Texte fourni:
L'or a pulvérisé un nouveau record historique ce jeudi 4 juin 2026 à 4 504,67 dollars l'once, en hausse de 0,85% sur la séance. Le métal jaune confirme sa trajectoire ascendante malgré un contexte géopolitique en voie d'apaisement, signe que les déterminants structurels prennent désormais le pas sur les facteurs de court terme.
La performance interpelle dans la mesure où les autres marchés intègrent la trêve Israël-Liban : le pétrole WTI chute de 3,23% à 92,92 dollars le baril, tandis que le Brent recule à 94,86 dollars. Habituellement, le métal jaune reflue lorsque les tensions géopolitiques s'estompent.
Les facteurs structurels prennent le relais
Plusieurs dynamiques expliquent cette divergence. Les banques centrales émergentes poursuivent leurs achats massifs et les flux ETF or restent soutenus. La concentration record du S&P 500 sur les valeurs IA, qui frôle 48,67% de la capitalisation de l'indice, pousse les gérants à renforcer leur exposition aux actifs décorrélés.
Le choc Broadcom illustre cette nervosité : le géant des semi-conducteurs perd près de 300 milliards de dollars de capitalisation sur la séance, effaçant tous ses gains depuis fin avril et entraînant l'ensemble du secteur (STMicroelectronics -2,58% à Paris).
Perspectives haussières
Avec un EUR/USD à 1,1626 et une BCE perçue comme hawkish, l'arbitrage entre dollar, obligations et or reste structurellement favorable au métal jaune. Goldman Sachs maintient par ailleurs une vision constructive sur les actions, estimant que les replis offrent des points d'entrée plutôt qu'un signal de retournement durable.

Consigne:
Résumez en deux phrases l'article sur le record de l'or.

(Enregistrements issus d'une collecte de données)
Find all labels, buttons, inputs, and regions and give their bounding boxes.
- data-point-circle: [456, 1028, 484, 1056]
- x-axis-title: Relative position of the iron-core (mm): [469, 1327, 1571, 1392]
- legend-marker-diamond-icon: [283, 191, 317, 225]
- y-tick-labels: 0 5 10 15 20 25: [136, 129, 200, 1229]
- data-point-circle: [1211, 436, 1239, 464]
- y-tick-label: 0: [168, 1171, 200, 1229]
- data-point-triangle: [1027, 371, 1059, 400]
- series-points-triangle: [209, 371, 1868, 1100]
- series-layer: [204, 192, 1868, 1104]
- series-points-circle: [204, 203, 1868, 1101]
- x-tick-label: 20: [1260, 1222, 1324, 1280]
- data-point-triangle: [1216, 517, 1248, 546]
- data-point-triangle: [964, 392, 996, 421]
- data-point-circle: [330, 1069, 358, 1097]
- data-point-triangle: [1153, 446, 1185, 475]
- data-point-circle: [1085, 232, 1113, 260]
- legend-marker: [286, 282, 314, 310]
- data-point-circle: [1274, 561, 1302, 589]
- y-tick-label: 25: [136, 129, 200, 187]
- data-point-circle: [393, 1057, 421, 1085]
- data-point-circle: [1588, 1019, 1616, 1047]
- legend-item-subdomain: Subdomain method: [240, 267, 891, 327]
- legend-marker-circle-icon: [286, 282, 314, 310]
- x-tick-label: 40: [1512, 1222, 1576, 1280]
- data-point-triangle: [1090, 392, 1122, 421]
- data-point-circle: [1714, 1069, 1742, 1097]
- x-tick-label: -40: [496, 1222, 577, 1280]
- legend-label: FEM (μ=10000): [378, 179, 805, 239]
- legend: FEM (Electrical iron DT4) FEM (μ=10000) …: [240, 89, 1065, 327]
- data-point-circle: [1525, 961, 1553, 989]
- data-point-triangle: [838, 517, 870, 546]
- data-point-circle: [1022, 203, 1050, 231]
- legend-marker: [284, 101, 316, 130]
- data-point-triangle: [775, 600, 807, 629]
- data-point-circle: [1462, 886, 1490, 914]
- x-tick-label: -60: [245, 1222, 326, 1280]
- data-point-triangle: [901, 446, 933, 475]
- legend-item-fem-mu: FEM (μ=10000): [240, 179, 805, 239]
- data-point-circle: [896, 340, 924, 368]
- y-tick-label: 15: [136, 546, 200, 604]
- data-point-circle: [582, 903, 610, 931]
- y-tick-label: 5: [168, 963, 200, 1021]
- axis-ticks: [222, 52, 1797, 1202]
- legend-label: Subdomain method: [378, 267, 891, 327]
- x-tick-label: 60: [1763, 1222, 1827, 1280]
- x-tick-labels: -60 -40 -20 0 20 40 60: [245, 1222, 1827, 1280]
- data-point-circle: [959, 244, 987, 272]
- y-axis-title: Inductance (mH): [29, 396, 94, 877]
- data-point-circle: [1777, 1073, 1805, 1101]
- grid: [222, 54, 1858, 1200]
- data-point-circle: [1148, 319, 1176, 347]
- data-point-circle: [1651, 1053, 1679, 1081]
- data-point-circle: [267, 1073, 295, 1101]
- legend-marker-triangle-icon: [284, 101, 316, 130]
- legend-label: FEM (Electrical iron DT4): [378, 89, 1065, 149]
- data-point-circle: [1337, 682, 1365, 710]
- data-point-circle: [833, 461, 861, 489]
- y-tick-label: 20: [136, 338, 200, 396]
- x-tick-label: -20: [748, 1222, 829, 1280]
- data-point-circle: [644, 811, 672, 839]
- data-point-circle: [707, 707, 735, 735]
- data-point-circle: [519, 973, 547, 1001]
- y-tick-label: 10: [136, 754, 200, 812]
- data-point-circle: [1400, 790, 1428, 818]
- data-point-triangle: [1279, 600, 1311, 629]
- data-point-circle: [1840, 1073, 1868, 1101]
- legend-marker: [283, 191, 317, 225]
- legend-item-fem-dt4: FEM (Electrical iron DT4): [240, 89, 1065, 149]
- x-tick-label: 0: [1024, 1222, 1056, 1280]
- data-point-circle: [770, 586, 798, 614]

Réponse:
Le 4 juin 2026, l'or a établi un record historique à 4 504,67 dollars l'once, alors que la trêve Israël-Liban apaise le contexte géopolitique et fait reculer le pétrole. Des facteurs structurels expliquent cette hausse : les achats massifs des banques centrales émergentes, des flux ETF soutenus et la recherche d'actifs décorrélés face à la concentration du S&P 500 sur les valeurs IA.